[BEGIN Dataset excerpts]
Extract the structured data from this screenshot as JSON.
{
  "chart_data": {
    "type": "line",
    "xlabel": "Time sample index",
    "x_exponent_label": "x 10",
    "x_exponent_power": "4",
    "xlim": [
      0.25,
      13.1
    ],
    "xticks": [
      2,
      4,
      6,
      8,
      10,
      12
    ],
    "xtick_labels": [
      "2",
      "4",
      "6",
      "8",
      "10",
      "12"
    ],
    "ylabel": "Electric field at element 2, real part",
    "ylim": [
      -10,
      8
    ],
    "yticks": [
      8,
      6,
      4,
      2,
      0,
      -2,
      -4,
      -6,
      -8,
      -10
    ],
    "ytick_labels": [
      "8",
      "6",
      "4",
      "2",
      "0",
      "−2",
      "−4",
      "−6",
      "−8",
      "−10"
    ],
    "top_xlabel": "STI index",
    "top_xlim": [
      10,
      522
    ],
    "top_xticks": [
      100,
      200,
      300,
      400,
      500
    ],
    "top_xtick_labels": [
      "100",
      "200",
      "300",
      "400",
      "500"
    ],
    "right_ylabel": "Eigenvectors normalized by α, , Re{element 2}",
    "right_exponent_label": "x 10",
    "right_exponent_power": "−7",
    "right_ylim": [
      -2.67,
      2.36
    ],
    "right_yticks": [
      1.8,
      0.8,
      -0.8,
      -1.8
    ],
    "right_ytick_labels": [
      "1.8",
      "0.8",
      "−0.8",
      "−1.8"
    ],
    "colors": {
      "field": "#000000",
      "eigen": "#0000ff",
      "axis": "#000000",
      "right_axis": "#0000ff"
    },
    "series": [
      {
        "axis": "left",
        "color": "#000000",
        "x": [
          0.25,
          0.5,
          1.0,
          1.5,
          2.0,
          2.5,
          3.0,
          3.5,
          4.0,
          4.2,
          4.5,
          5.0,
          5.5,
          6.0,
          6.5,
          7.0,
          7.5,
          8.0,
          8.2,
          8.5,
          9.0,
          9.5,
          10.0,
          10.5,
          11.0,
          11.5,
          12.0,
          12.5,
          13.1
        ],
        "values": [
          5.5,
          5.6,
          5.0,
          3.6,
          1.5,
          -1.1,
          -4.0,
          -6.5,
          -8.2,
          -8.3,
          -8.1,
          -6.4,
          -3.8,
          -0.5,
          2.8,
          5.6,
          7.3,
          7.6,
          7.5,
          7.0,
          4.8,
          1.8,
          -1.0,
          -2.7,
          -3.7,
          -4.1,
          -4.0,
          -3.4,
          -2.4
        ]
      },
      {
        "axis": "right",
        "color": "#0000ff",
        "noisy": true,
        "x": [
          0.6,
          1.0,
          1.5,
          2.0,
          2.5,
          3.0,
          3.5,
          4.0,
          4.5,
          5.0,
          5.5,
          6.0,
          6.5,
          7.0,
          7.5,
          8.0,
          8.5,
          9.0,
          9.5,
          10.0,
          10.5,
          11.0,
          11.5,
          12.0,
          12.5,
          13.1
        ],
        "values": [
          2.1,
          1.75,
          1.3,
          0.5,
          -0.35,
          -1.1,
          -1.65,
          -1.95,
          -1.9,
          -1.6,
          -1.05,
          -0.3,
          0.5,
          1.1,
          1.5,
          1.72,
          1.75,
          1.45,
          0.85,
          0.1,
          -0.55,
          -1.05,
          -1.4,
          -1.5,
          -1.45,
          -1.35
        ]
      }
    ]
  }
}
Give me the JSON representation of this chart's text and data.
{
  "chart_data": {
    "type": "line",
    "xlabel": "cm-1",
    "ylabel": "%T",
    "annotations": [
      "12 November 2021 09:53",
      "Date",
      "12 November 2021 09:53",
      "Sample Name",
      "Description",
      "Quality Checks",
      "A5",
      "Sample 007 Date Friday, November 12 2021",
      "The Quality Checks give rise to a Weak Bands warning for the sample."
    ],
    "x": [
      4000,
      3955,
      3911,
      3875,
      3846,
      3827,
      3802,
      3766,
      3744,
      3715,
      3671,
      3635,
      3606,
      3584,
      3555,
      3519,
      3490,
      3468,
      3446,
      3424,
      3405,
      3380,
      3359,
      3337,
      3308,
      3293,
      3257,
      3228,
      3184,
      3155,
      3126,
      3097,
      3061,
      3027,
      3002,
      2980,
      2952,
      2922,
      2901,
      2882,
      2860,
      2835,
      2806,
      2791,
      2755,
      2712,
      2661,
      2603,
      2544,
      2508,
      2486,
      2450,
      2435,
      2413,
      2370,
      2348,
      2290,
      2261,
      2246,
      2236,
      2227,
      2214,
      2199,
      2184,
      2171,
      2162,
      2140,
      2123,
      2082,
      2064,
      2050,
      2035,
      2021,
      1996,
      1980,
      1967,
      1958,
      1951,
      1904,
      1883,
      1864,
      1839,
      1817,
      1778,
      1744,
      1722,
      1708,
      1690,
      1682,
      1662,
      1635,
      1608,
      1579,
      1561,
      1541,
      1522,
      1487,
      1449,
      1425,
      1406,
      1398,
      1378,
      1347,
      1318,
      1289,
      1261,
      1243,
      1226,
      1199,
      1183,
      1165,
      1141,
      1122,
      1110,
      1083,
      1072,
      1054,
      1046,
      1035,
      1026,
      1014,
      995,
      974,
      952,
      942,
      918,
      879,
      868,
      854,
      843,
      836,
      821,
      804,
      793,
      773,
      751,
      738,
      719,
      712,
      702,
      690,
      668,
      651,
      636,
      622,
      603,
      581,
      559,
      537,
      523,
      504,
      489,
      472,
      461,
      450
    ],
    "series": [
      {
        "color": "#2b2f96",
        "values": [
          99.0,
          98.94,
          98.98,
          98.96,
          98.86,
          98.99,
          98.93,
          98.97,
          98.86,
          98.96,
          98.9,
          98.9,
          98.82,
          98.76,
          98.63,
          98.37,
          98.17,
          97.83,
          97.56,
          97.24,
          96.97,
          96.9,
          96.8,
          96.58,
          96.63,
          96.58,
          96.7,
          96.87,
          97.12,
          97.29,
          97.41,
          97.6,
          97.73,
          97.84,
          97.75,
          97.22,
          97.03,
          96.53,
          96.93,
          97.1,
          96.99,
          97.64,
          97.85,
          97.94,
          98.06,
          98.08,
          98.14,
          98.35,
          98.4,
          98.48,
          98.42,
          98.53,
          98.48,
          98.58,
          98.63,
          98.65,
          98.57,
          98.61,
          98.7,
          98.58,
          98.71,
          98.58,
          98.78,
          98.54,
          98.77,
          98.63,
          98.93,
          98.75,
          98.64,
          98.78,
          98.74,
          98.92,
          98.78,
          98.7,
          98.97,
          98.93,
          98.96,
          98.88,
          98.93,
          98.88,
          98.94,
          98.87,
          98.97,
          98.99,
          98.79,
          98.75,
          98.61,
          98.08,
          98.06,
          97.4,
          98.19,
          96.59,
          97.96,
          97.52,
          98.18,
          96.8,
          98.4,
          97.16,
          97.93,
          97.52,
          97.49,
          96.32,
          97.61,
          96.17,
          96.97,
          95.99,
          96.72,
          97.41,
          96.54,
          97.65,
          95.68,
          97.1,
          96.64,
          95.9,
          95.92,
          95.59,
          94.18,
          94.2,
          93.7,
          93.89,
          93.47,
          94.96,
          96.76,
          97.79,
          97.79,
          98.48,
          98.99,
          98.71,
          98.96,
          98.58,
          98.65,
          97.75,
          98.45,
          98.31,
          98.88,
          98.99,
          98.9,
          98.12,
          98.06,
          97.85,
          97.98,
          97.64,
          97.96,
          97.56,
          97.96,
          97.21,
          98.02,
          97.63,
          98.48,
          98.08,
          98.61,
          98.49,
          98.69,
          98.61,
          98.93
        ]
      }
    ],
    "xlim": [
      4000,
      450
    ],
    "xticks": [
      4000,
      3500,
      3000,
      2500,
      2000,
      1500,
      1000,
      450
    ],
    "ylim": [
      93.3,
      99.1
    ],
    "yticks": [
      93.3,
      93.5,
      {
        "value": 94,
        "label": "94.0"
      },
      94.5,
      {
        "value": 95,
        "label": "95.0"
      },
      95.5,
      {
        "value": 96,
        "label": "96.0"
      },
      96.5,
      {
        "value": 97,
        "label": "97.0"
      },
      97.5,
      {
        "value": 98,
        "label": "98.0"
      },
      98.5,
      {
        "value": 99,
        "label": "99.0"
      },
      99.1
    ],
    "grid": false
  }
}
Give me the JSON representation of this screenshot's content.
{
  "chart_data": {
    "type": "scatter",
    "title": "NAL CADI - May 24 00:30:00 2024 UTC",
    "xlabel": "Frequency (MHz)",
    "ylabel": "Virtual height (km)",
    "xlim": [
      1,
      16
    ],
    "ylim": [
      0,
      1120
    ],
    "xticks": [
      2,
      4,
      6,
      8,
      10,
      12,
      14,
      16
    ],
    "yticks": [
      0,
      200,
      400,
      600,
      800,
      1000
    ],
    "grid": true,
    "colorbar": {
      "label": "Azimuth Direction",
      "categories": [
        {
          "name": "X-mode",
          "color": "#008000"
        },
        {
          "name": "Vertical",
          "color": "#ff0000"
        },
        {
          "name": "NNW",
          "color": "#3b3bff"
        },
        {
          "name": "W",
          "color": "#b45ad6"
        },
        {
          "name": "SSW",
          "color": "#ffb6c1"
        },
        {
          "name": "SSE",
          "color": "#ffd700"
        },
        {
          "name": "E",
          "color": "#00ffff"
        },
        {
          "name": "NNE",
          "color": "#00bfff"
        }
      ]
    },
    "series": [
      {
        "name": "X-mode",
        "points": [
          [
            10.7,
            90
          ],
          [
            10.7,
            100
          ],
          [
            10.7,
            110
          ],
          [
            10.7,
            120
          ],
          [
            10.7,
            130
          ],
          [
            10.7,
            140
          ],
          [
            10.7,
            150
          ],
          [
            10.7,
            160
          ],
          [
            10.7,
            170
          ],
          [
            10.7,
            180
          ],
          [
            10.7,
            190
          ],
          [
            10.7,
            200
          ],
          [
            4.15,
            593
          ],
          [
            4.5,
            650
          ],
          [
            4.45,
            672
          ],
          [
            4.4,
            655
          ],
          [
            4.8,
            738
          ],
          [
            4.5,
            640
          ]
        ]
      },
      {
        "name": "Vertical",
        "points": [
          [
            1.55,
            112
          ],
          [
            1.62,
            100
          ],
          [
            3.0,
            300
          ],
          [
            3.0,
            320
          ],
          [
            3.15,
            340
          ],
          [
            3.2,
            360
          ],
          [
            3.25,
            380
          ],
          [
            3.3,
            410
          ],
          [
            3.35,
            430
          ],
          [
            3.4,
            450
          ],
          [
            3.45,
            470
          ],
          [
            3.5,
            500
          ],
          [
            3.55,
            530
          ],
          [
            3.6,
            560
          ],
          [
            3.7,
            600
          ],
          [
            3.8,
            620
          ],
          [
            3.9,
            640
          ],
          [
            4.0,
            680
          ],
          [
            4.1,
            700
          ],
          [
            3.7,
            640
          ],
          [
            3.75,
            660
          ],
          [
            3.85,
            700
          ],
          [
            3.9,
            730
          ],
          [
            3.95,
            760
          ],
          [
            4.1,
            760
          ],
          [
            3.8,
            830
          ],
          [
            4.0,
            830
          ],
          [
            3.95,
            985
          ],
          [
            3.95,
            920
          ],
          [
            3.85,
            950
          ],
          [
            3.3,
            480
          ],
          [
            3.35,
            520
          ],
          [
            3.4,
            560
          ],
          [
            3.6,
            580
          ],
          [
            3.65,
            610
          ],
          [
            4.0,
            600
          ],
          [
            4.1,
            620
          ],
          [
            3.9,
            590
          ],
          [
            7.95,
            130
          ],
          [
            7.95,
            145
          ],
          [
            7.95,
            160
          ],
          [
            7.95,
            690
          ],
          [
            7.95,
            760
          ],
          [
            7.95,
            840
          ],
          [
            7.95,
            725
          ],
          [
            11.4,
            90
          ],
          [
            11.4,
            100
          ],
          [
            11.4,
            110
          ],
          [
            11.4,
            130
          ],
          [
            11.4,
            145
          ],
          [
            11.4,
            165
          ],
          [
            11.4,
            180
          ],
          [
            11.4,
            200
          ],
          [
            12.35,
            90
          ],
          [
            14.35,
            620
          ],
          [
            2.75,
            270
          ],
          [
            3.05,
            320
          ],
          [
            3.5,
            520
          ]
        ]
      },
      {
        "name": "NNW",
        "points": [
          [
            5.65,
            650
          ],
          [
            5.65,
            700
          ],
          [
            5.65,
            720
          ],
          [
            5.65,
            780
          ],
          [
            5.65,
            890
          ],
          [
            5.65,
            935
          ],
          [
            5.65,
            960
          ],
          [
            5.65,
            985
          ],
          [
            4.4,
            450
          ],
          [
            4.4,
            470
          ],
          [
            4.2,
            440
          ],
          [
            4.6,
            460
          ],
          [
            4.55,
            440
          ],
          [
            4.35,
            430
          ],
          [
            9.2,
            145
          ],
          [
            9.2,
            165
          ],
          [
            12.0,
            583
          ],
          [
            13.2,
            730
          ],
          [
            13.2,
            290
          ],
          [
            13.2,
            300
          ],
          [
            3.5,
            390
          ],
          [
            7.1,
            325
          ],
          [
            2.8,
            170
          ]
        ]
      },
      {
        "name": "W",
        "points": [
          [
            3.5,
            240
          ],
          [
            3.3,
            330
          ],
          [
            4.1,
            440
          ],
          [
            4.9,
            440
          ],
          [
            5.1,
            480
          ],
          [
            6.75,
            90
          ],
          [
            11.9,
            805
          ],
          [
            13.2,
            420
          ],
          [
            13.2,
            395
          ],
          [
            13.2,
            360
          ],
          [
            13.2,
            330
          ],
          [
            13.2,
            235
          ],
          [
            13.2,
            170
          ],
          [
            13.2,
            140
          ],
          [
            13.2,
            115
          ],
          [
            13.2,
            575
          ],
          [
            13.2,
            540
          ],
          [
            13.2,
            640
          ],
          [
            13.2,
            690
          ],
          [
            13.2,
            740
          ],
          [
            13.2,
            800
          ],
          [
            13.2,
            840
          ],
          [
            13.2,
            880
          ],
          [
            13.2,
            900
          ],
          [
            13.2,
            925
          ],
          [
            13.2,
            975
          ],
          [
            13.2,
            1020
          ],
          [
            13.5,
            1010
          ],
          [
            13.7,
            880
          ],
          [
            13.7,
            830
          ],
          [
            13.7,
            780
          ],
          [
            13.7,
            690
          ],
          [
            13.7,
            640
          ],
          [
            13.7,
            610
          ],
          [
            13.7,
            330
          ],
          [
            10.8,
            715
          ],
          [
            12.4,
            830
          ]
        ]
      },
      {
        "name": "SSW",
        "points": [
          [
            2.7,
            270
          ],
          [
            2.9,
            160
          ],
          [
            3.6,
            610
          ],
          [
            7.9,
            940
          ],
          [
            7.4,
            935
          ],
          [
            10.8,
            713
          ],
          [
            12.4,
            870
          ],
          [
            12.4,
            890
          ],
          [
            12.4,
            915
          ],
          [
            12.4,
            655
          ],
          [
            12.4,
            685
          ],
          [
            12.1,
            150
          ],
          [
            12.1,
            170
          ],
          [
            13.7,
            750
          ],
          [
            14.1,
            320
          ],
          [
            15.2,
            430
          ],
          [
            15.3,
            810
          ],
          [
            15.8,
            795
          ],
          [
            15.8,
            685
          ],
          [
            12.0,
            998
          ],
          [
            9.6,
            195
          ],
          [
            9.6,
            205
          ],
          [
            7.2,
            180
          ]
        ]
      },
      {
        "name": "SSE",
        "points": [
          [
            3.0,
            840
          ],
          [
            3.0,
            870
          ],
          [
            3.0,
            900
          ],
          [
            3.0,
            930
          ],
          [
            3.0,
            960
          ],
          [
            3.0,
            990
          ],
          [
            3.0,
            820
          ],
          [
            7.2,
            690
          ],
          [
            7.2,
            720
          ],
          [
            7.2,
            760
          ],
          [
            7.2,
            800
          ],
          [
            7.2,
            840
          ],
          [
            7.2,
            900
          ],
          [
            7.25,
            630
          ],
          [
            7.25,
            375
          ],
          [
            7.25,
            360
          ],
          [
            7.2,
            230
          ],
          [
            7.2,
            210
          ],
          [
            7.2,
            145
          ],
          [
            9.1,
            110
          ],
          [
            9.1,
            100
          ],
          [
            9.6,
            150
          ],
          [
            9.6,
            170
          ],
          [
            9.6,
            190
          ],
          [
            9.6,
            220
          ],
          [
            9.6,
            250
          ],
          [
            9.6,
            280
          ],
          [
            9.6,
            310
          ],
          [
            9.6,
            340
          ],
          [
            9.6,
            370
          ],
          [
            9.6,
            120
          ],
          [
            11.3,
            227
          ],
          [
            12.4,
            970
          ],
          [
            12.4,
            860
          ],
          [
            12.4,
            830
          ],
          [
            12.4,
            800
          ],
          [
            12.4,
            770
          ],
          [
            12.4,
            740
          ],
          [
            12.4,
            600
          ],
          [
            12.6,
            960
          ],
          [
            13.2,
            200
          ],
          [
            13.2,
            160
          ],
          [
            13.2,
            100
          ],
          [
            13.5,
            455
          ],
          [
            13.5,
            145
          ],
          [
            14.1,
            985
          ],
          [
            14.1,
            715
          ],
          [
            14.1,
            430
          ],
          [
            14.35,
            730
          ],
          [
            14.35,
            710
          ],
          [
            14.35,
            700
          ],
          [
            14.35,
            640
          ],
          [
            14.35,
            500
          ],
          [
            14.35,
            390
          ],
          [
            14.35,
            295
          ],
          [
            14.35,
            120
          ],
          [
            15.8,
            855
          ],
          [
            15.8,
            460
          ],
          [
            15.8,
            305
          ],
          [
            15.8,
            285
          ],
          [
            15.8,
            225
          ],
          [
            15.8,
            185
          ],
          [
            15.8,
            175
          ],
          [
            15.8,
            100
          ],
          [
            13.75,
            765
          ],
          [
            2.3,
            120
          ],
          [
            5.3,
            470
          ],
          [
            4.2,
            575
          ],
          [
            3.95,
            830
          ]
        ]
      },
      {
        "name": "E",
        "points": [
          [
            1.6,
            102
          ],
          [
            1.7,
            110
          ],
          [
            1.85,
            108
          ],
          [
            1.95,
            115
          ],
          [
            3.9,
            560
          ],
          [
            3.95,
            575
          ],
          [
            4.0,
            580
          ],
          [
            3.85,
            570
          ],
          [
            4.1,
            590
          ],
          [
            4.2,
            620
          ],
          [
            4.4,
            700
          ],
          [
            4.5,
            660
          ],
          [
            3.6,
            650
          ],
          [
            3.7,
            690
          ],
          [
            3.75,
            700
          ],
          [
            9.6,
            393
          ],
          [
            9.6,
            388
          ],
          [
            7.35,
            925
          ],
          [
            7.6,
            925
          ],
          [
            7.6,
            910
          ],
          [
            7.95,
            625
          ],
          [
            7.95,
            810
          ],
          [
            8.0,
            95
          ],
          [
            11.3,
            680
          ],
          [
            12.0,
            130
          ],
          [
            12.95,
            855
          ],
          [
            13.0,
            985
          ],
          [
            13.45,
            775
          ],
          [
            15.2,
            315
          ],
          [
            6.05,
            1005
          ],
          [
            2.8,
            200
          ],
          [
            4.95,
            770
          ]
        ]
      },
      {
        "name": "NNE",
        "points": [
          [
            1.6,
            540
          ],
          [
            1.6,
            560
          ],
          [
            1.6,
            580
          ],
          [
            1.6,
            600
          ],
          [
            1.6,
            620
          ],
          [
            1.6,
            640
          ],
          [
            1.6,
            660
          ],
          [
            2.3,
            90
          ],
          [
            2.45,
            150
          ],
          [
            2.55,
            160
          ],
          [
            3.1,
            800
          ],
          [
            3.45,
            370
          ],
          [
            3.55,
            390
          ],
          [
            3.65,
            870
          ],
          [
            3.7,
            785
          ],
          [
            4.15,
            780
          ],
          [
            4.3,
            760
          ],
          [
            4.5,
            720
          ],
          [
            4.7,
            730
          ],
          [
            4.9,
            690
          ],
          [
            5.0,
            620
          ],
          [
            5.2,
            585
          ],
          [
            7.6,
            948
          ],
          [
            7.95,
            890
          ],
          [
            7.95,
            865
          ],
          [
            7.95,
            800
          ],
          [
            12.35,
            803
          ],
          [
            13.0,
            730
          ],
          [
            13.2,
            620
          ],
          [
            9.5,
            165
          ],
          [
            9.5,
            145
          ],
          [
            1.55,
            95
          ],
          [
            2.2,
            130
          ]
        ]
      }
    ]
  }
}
[END Dataset excerpts]
• **Directions**
Respond with nothing but the number of lines in the entries that contain the string "this".

• **Task answer**
3